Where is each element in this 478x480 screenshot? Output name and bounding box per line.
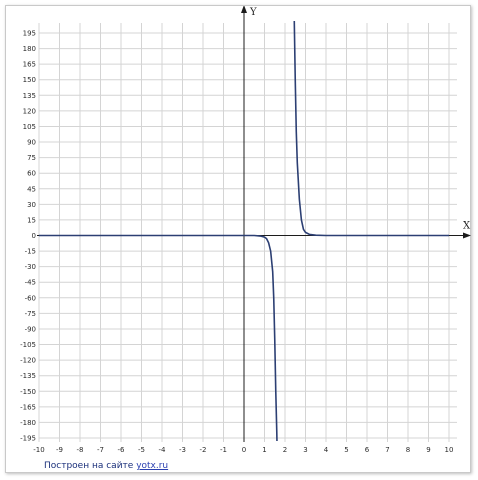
- footer-credit: Построен на сайте yotx.ru: [44, 461, 168, 471]
- x-tick-label: -7: [97, 446, 104, 454]
- x-tick-label: -10: [33, 446, 44, 454]
- site-link[interactable]: yotx.ru: [136, 461, 169, 471]
- x-tick-label: -6: [118, 446, 126, 454]
- x-axis-label: X: [463, 221, 471, 232]
- x-tick-label: 4: [324, 446, 329, 454]
- x-tick-label: 10: [445, 446, 454, 454]
- y-tick-label: -120: [20, 357, 36, 365]
- x-tick-label: 7: [385, 446, 389, 454]
- y-tick-label: -90: [25, 325, 36, 333]
- x-tick-label: 6: [365, 446, 370, 454]
- y-tick-label: 120: [23, 107, 36, 115]
- y-tick-label: 0: [32, 232, 36, 240]
- y-tick-label: -60: [25, 294, 36, 302]
- y-tick-label: 165: [23, 61, 36, 69]
- y-tick-label: -15: [25, 248, 36, 256]
- x-tick-label: -5: [138, 446, 145, 454]
- y-tick-label: 150: [23, 76, 36, 84]
- x-tick-label: -4: [159, 446, 167, 454]
- x-tick-label: 3: [303, 446, 307, 454]
- x-tick-label: -2: [200, 446, 207, 454]
- x-tick-label: 5: [344, 446, 348, 454]
- y-tick-label: 195: [23, 30, 36, 38]
- y-tick-label: -195: [20, 435, 36, 443]
- y-tick-label: 60: [27, 170, 36, 178]
- y-tick-label: -135: [20, 372, 36, 380]
- series-line-1: [39, 234, 278, 441]
- x-tick-labels: -10 -9 -8 -7 -6 -5 -4 -3 -2 -1 0 1 2 3 4 5 6 7 8 9 10: [33, 446, 453, 454]
- x-tick-label: 0: [242, 446, 246, 454]
- y-tick-label: -105: [20, 341, 36, 349]
- series-line-2: [293, 21, 449, 237]
- y-tick-label: 15: [27, 216, 36, 224]
- y-tick-label: 90: [27, 139, 36, 147]
- x-tick-label: 2: [283, 446, 287, 454]
- chart-frame: 195 180 165 150 135 120 105 90 75 60 45 30 15 0 -15 -30…: [5, 5, 471, 473]
- x-tick-label: 9: [426, 446, 430, 454]
- y-tick-labels: 1951801651501351201059075604530150-15-30…: [20, 30, 36, 443]
- x-tick-label: -1: [220, 446, 227, 454]
- grid: [38, 23, 457, 442]
- function-plot: 1951801651501351201059075604530150-15-30…: [20, 6, 471, 454]
- y-tick-label: 75: [27, 154, 36, 162]
- y-tick-label: -45: [25, 279, 36, 287]
- y-tick-label: -150: [20, 388, 36, 396]
- y-tick-label: -165: [20, 403, 36, 411]
- x-tick-label: -8: [77, 446, 84, 454]
- curves: [39, 21, 449, 441]
- y-axis-arrow-icon: [241, 6, 247, 13]
- x-tick-label: 1: [262, 446, 266, 454]
- footer-prefix: Построен на сайте: [44, 461, 137, 471]
- y-axis-label: Y: [249, 7, 257, 18]
- y-tick-label: 180: [23, 45, 36, 53]
- y-tick-label: -75: [25, 310, 36, 318]
- y-tick-label: 45: [27, 185, 36, 193]
- axes: XY: [37, 6, 471, 442]
- x-tick-label: -9: [56, 446, 63, 454]
- y-tick-label: 30: [27, 201, 36, 209]
- x-axis-arrow-icon: [463, 232, 471, 239]
- x-tick-label: 8: [406, 446, 410, 454]
- x-tick-label: -3: [179, 446, 186, 454]
- y-tick-label: -30: [25, 263, 36, 271]
- y-tick-label: 105: [23, 123, 36, 131]
- y-tick-label: -180: [20, 419, 36, 427]
- y-tick-label: 135: [23, 92, 36, 100]
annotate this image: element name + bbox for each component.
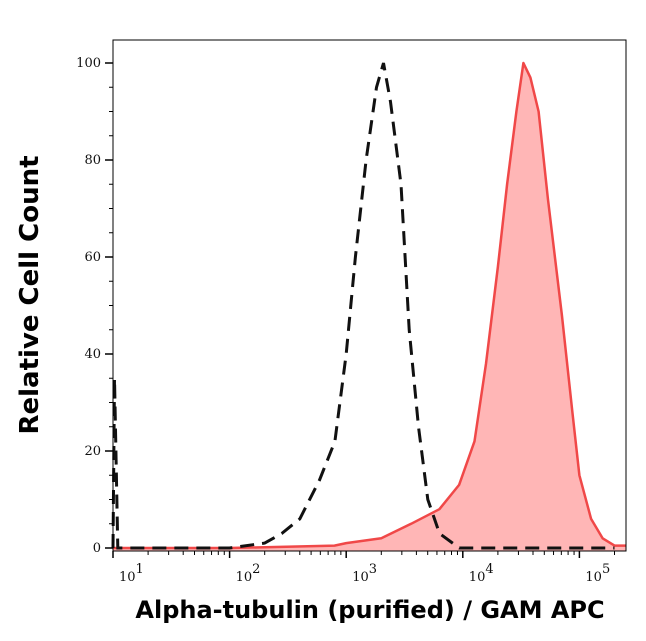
y-tick-label: 60 [84, 250, 101, 265]
x-tick-label: 104 [469, 562, 494, 585]
y-tick-label: 100 [76, 56, 101, 71]
plot-frame [112, 39, 627, 552]
series-line-0 [113, 61, 626, 550]
plot-area [111, 61, 626, 551]
x-axis-label: Alpha-tubulin (purified) / GAM APC [135, 596, 604, 624]
x-tick-label: 101 [119, 562, 144, 585]
x-axis: 101 102 103 104 105 [112, 551, 615, 585]
x-tick-label: 105 [585, 562, 610, 585]
series-fill-0 [113, 63, 626, 551]
y-tick-label: 0 [93, 541, 101, 556]
y-tick-label: 80 [84, 153, 101, 168]
x-tick-label: 103 [352, 562, 377, 585]
x-tick-label: 102 [236, 562, 261, 585]
y-axis: 0 20 40 60 80 100 [76, 56, 113, 556]
y-axis-label: Relative Cell Count [15, 155, 45, 434]
series-line-1 [111, 62, 615, 550]
y-tick-label: 20 [84, 444, 101, 459]
y-tick-label: 40 [84, 347, 101, 362]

# # # # #

## WORK REQUIRED
Can you reproduce all of the material above line for line, leaving the pictures out?

## OUTPUT FOR THIS TASK
Where is each element in this 478x480 screenshot? Output name and bounding box per line.
- footer-credit: Построен на сайте yotx.ru: [44, 461, 168, 471]
- x-tick-label: -7: [97, 446, 104, 454]
- x-tick-label: -10: [33, 446, 44, 454]
- site-link[interactable]: yotx.ru: [136, 461, 169, 471]
- x-tick-label: -6: [118, 446, 126, 454]
- x-axis-label: X: [463, 221, 471, 232]
- x-tick-label: 4: [324, 446, 329, 454]
- x-tick-label: 10: [445, 446, 454, 454]
- y-tick-label: -120: [20, 357, 36, 365]
- x-tick-label: 7: [385, 446, 389, 454]
- y-tick-label: -90: [25, 325, 36, 333]
- x-tick-label: 6: [365, 446, 370, 454]
- y-tick-label: 120: [23, 107, 36, 115]
- y-tick-label: 0: [32, 232, 36, 240]
- y-tick-label: -60: [25, 294, 36, 302]
- y-tick-label: 165: [23, 61, 36, 69]
- y-tick-label: -15: [25, 248, 36, 256]
- x-tick-label: -5: [138, 446, 145, 454]
- y-tick-label: 150: [23, 76, 36, 84]
- x-tick-label: -4: [159, 446, 167, 454]
- x-tick-label: 3: [303, 446, 307, 454]
- x-tick-label: -2: [200, 446, 207, 454]
- x-tick-label: 5: [344, 446, 348, 454]
- y-tick-label: 195: [23, 30, 36, 38]
- y-tick-label: -195: [20, 435, 36, 443]
- y-tick-label: 60: [27, 170, 36, 178]
- y-tick-label: -135: [20, 372, 36, 380]
- series-line-1: [39, 234, 278, 441]
- x-tick-labels: -10 -9 -8 -7 -6 -5 -4 -3 -2 -1 0 1 2 3 4 5 6 7 8 9 10: [33, 446, 453, 454]
- x-tick-label: 0: [242, 446, 246, 454]
- y-tick-label: -105: [20, 341, 36, 349]
- series-line-2: [293, 21, 449, 237]
- y-tick-label: 15: [27, 216, 36, 224]
- y-tick-label: 90: [27, 139, 36, 147]
- x-tick-label: 2: [283, 446, 287, 454]
- chart-frame: 195 180 165 150 135 120 105 90 75 60 45 30 15 0 -15 -30…: [5, 5, 471, 473]
- x-tick-label: 9: [426, 446, 430, 454]
- y-tick-labels: 1951801651501351201059075604530150-15-30…: [20, 30, 36, 443]
- x-tick-label: -1: [220, 446, 227, 454]
- grid: [38, 23, 457, 442]
- function-plot: 1951801651501351201059075604530150-15-30…: [20, 6, 471, 454]
- y-tick-label: 75: [27, 154, 36, 162]
- y-tick-label: -45: [25, 279, 36, 287]
- y-tick-label: -150: [20, 388, 36, 396]
- y-tick-label: -165: [20, 403, 36, 411]
- x-tick-label: -8: [77, 446, 84, 454]
- curves: [39, 21, 449, 441]
- y-axis-arrow-icon: [241, 6, 247, 13]
- x-tick-label: 1: [262, 446, 266, 454]
- footer-prefix: Построен на сайте: [44, 461, 137, 471]
- y-axis-label: Y: [249, 7, 257, 18]
- y-tick-label: 180: [23, 45, 36, 53]
- y-tick-label: -75: [25, 310, 36, 318]
- y-tick-label: 45: [27, 185, 36, 193]
- axes: XY: [37, 6, 471, 442]
- x-tick-label: -9: [56, 446, 63, 454]
- y-tick-label: 30: [27, 201, 36, 209]
- x-axis-arrow-icon: [463, 232, 471, 239]
- x-tick-label: 8: [406, 446, 410, 454]
- x-tick-label: -3: [179, 446, 186, 454]
- y-tick-label: -30: [25, 263, 36, 271]
- y-tick-label: 105: [23, 123, 36, 131]
- y-tick-label: -180: [20, 419, 36, 427]
- y-tick-label: 135: [23, 92, 36, 100]
annotate this image: element name + bbox for each component.
y-tick-label: 60 [84, 250, 101, 265]
x-tick-label: 104 [469, 562, 494, 585]
y-tick-label: 100 [76, 56, 101, 71]
plot-frame [112, 39, 627, 552]
series-line-0 [113, 61, 626, 550]
plot-area [111, 61, 626, 551]
x-axis-label: Alpha-tubulin (purified) / GAM APC [135, 596, 604, 624]
x-tick-label: 101 [119, 562, 144, 585]
x-axis: 101 102 103 104 105 [112, 551, 615, 585]
x-tick-label: 105 [585, 562, 610, 585]
series-fill-0 [113, 63, 626, 551]
y-tick-label: 0 [93, 541, 101, 556]
y-tick-label: 80 [84, 153, 101, 168]
x-tick-label: 103 [352, 562, 377, 585]
x-tick-label: 102 [236, 562, 261, 585]
y-axis: 0 20 40 60 80 100 [76, 56, 113, 556]
y-axis-label: Relative Cell Count [15, 155, 45, 434]
series-line-1 [111, 62, 615, 550]
y-tick-label: 20 [84, 444, 101, 459]
y-tick-label: 40 [84, 347, 101, 362]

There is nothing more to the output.